**** ENTRIES ****

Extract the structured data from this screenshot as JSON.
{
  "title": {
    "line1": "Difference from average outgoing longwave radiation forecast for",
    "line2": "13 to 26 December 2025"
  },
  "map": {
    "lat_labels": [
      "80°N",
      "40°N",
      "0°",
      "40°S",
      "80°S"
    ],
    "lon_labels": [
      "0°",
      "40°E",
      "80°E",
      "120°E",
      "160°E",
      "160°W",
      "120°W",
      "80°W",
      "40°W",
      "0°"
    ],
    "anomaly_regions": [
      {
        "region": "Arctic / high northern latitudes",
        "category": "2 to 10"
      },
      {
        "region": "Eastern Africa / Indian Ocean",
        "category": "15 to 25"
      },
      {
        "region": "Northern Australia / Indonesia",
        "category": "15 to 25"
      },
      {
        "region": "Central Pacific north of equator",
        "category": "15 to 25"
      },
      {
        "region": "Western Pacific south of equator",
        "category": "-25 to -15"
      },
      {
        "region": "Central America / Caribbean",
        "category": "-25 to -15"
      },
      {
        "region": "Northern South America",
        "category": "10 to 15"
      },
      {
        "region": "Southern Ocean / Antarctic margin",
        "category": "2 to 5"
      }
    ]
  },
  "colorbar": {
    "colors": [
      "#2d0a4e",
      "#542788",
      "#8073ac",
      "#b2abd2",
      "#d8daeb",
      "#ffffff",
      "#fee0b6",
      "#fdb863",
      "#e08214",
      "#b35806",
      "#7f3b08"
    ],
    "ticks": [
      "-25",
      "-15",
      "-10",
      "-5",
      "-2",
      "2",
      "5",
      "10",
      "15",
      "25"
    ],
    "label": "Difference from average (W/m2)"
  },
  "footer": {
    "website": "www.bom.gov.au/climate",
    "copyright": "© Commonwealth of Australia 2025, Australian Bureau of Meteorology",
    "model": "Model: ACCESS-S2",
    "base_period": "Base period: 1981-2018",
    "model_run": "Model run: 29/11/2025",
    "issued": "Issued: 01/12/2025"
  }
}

****

▸ WHAT NEEDS TO BE DONE
Each line of the material must be restated exactly.

▸ FULL OUTPUT
Extract the structured data from this screenshot as JSON.
{
  "title": {
    "line1": "Difference from average outgoing longwave radiation forecast for",
    "line2": "13 to 26 December 2025"
  },
  "map": {
    "lat_labels": [
      "80°N",
      "40°N",
      "0°",
      "40°S",
      "80°S"
    ],
    "lon_labels": [
      "0°",
      "40°E",
      "80°E",
      "120°E",
      "160°E",
      "160°W",
      "120°W",
      "80°W",
      "40°W",
      "0°"
    ],
    "anomaly_regions": [
      {
        "region": "Arctic / high northern latitudes",
        "category": "2 to 10"
      },
      {
        "region": "Eastern Africa / Indian Ocean",
        "category": "15 to 25"
      },
      {
        "region": "Northern Australia / Indonesia",
        "category": "15 to 25"
      },
      {
        "region": "Central Pacific north of equator",
        "category": "15 to 25"
      },
      {
        "region": "Western Pacific south of equator",
        "category": "-25 to -15"
      },
      {
        "region": "Central America / Caribbean",
        "category": "-25 to -15"
      },
      {
        "region": "Northern South America",
        "category": "10 to 15"
      },
      {
        "region": "Southern Ocean / Antarctic margin",
        "category": "2 to 5"
      }
    ]
  },
  "colorbar": {
    "colors": [
      "#2d0a4e",
      "#542788",
      "#8073ac",
      "#b2abd2",
      "#d8daeb",
      "#ffffff",
      "#fee0b6",
      "#fdb863",
      "#e08214",
      "#b35806",
      "#7f3b08"
    ],
    "ticks": [
      "-25",
      "-15",
      "-10",
      "-5",
      "-2",
      "2",
      "5",
      "10",
      "15",
      "25"
    ],
    "label": "Difference from average (W/m2)"
  },
  "footer": {
    "website": "www.bom.gov.au/climate",
    "copyright": "© Commonwealth of Australia 2025, Australian Bureau of Meteorology",
    "model": "Model: ACCESS-S2",
    "base_period": "Base period: 1981-2018",
    "model_run": "Model run: 29/11/2025",
    "issued": "Issued: 01/12/2025"
  }
}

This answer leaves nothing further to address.